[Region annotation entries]
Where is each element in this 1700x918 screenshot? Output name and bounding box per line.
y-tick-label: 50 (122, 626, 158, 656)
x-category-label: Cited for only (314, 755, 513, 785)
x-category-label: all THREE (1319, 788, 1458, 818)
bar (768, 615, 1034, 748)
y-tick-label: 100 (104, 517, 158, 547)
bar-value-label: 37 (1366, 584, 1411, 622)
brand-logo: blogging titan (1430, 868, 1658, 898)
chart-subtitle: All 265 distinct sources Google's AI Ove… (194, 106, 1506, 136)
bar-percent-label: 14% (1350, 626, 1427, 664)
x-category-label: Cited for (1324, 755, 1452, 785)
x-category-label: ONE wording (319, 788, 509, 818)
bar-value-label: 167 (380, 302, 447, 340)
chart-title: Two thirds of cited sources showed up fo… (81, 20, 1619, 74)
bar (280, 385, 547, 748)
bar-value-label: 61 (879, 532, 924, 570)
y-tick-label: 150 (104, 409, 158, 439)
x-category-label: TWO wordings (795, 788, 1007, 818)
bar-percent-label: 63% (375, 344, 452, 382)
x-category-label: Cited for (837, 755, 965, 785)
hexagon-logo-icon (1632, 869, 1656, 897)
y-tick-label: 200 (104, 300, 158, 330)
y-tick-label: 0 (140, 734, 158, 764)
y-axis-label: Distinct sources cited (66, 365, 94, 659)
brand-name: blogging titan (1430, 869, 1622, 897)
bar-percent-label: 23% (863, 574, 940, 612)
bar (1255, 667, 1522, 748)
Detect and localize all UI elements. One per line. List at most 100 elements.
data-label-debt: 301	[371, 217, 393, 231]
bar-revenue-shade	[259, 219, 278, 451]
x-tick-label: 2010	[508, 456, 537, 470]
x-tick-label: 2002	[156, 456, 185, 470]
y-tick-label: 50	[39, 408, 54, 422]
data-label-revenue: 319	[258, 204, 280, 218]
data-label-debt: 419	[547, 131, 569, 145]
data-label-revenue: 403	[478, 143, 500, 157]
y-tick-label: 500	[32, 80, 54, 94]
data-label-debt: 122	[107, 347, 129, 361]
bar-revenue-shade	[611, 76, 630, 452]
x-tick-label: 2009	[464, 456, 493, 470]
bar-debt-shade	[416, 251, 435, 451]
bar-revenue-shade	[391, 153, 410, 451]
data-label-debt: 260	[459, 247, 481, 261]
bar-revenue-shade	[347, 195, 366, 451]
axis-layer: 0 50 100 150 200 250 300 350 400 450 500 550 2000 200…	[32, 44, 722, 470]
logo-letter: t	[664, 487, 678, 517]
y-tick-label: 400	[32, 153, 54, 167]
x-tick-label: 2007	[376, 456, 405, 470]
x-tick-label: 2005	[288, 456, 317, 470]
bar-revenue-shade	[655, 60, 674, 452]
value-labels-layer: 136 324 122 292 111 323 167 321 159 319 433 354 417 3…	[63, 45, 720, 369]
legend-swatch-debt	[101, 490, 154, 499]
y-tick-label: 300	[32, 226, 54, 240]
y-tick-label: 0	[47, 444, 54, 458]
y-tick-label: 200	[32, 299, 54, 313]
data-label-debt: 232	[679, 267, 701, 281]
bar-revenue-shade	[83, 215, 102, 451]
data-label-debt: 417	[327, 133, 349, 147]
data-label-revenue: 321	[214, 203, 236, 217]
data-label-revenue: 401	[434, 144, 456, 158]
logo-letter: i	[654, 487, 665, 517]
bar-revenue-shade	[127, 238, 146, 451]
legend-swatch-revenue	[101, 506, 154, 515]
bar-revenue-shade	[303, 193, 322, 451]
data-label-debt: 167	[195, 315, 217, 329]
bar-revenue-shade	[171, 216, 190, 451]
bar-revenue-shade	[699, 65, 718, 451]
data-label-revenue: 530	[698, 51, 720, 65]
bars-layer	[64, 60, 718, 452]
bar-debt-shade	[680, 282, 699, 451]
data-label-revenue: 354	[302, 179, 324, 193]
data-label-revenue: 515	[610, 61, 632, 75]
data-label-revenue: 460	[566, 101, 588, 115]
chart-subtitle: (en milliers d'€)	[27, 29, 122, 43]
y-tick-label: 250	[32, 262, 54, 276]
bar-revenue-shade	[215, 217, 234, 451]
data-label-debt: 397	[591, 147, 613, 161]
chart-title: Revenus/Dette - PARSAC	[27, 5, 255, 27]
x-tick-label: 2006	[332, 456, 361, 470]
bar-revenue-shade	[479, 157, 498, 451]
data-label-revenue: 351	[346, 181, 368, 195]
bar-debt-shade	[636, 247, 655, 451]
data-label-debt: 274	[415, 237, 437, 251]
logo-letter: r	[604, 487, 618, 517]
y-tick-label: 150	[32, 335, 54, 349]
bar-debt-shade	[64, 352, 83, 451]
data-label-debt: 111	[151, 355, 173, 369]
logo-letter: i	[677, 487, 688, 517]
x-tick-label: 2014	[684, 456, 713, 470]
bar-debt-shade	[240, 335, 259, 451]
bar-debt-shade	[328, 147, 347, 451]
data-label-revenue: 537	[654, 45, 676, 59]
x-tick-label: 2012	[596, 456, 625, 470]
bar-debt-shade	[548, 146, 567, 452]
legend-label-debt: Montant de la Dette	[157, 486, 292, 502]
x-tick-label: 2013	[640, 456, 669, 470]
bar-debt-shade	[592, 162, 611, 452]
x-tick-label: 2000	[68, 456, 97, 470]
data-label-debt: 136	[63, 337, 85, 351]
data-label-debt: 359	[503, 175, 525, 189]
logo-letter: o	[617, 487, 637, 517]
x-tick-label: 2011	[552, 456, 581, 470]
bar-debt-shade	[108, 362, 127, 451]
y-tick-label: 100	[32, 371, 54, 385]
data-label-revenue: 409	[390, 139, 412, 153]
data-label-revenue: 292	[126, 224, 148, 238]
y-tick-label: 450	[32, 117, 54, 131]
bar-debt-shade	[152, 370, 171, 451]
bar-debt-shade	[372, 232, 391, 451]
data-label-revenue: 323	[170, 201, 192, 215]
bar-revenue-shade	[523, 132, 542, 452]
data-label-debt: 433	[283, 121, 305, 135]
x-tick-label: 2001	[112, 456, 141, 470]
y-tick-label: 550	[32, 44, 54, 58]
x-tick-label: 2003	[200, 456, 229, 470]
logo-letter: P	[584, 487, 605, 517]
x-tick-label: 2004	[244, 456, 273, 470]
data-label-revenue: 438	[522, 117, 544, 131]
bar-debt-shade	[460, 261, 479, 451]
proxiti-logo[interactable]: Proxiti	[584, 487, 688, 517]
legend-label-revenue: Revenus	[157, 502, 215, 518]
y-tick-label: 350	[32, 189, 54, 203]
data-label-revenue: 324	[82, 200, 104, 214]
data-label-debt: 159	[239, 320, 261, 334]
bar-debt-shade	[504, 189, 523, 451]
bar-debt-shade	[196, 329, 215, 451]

[What is being asked]
Reproduce all of the entries above word for word, keeping each line unchanged.

[Correct result]
Where is each element in this 1700x918 screenshot? Output name and bounding box per line.
y-tick-label: 50 (122, 626, 158, 656)
x-category-label: Cited for only (314, 755, 513, 785)
x-category-label: all THREE (1319, 788, 1458, 818)
bar (768, 615, 1034, 748)
y-tick-label: 100 (104, 517, 158, 547)
bar-value-label: 37 (1366, 584, 1411, 622)
brand-logo: blogging titan (1430, 868, 1658, 898)
chart-subtitle: All 265 distinct sources Google's AI Ove… (194, 106, 1506, 136)
bar-percent-label: 14% (1350, 626, 1427, 664)
x-category-label: Cited for (1324, 755, 1452, 785)
x-category-label: ONE wording (319, 788, 509, 818)
bar-value-label: 167 (380, 302, 447, 340)
chart-title: Two thirds of cited sources showed up fo… (81, 20, 1619, 74)
bar (280, 385, 547, 748)
bar-value-label: 61 (879, 532, 924, 570)
y-tick-label: 150 (104, 409, 158, 439)
x-category-label: TWO wordings (795, 788, 1007, 818)
bar-percent-label: 63% (375, 344, 452, 382)
x-category-label: Cited for (837, 755, 965, 785)
hexagon-logo-icon (1632, 869, 1656, 897)
y-tick-label: 200 (104, 300, 158, 330)
y-tick-label: 0 (140, 734, 158, 764)
y-axis-label: Distinct sources cited (66, 365, 94, 659)
brand-name: blogging titan (1430, 869, 1622, 897)
bar-percent-label: 23% (863, 574, 940, 612)
bar (1255, 667, 1522, 748)
Detect and localize all UI elements. One per line. List at most 100 elements.
data-label-debt: 301	[371, 217, 393, 231]
bar-revenue-shade	[259, 219, 278, 451]
x-tick-label: 2010	[508, 456, 537, 470]
x-tick-label: 2002	[156, 456, 185, 470]
y-tick-label: 50	[39, 408, 54, 422]
data-label-revenue: 319	[258, 204, 280, 218]
data-label-debt: 419	[547, 131, 569, 145]
data-label-revenue: 403	[478, 143, 500, 157]
y-tick-label: 500	[32, 80, 54, 94]
data-label-debt: 122	[107, 347, 129, 361]
bar-revenue-shade	[611, 76, 630, 452]
x-tick-label: 2009	[464, 456, 493, 470]
bar-debt-shade	[416, 251, 435, 451]
bar-revenue-shade	[391, 153, 410, 451]
data-label-debt: 260	[459, 247, 481, 261]
bar-revenue-shade	[347, 195, 366, 451]
axis-layer: 0 50 100 150 200 250 300 350 400 450 500 550 2000 200…	[32, 44, 722, 470]
logo-letter: t	[664, 487, 678, 517]
y-tick-label: 400	[32, 153, 54, 167]
x-tick-label: 2007	[376, 456, 405, 470]
x-tick-label: 2005	[288, 456, 317, 470]
bar-revenue-shade	[655, 60, 674, 452]
value-labels-layer: 136 324 122 292 111 323 167 321 159 319 433 354 417 3…	[63, 45, 720, 369]
legend-swatch-debt	[101, 490, 154, 499]
y-tick-label: 300	[32, 226, 54, 240]
y-tick-label: 0	[47, 444, 54, 458]
y-tick-label: 200	[32, 299, 54, 313]
data-label-debt: 232	[679, 267, 701, 281]
bar-revenue-shade	[83, 215, 102, 451]
data-label-debt: 417	[327, 133, 349, 147]
data-label-revenue: 321	[214, 203, 236, 217]
data-label-revenue: 401	[434, 144, 456, 158]
logo-letter: i	[654, 487, 665, 517]
bar-revenue-shade	[127, 238, 146, 451]
legend-swatch-revenue	[101, 506, 154, 515]
bar-revenue-shade	[303, 193, 322, 451]
data-label-debt: 167	[195, 315, 217, 329]
bar-revenue-shade	[171, 216, 190, 451]
bar-revenue-shade	[699, 65, 718, 451]
data-label-revenue: 530	[698, 51, 720, 65]
bars-layer	[64, 60, 718, 452]
bar-debt-shade	[680, 282, 699, 451]
data-label-revenue: 354	[302, 179, 324, 193]
data-label-revenue: 515	[610, 61, 632, 75]
data-label-revenue: 460	[566, 101, 588, 115]
chart-subtitle: (en milliers d'€)	[27, 29, 122, 43]
y-tick-label: 250	[32, 262, 54, 276]
bar-revenue-shade	[215, 217, 234, 451]
data-label-debt: 397	[591, 147, 613, 161]
chart-title: Revenus/Dette - PARSAC	[27, 5, 255, 27]
x-tick-label: 2006	[332, 456, 361, 470]
bar-revenue-shade	[479, 157, 498, 451]
data-label-revenue: 351	[346, 181, 368, 195]
bar-debt-shade	[636, 247, 655, 451]
data-label-debt: 274	[415, 237, 437, 251]
logo-letter: r	[604, 487, 618, 517]
y-tick-label: 150	[32, 335, 54, 349]
bar-debt-shade	[64, 352, 83, 451]
data-label-debt: 111	[151, 355, 173, 369]
logo-letter: i	[677, 487, 688, 517]
x-tick-label: 2014	[684, 456, 713, 470]
bar-debt-shade	[240, 335, 259, 451]
bar-debt-shade	[328, 147, 347, 451]
data-label-revenue: 537	[654, 45, 676, 59]
x-tick-label: 2012	[596, 456, 625, 470]
bar-debt-shade	[548, 146, 567, 452]
legend-label-debt: Montant de la Dette	[157, 486, 292, 502]
x-tick-label: 2013	[640, 456, 669, 470]
bar-debt-shade	[592, 162, 611, 452]
x-tick-label: 2000	[68, 456, 97, 470]
data-label-debt: 136	[63, 337, 85, 351]
data-label-debt: 359	[503, 175, 525, 189]
logo-letter: o	[617, 487, 637, 517]
x-tick-label: 2011	[552, 456, 581, 470]
bar-debt-shade	[108, 362, 127, 451]
y-tick-label: 100	[32, 371, 54, 385]
data-label-revenue: 409	[390, 139, 412, 153]
data-label-revenue: 292	[126, 224, 148, 238]
y-tick-label: 450	[32, 117, 54, 131]
bar-debt-shade	[152, 370, 171, 451]
bar-debt-shade	[372, 232, 391, 451]
data-label-revenue: 323	[170, 201, 192, 215]
bar-revenue-shade	[523, 132, 542, 452]
data-label-debt: 433	[283, 121, 305, 135]
x-tick-label: 2001	[112, 456, 141, 470]
y-tick-label: 550	[32, 44, 54, 58]
x-tick-label: 2003	[200, 456, 229, 470]
logo-letter: P	[584, 487, 605, 517]
x-tick-label: 2004	[244, 456, 273, 470]
data-label-revenue: 438	[522, 117, 544, 131]
bar-debt-shade	[460, 261, 479, 451]
proxiti-logo[interactable]: Proxiti	[584, 487, 688, 517]
legend-label-revenue: Revenus	[157, 502, 215, 518]
y-tick-label: 350	[32, 189, 54, 203]
data-label-revenue: 324	[82, 200, 104, 214]
data-label-debt: 159	[239, 320, 261, 334]
bar-debt-shade	[504, 189, 523, 451]
bar-debt-shade	[196, 329, 215, 451]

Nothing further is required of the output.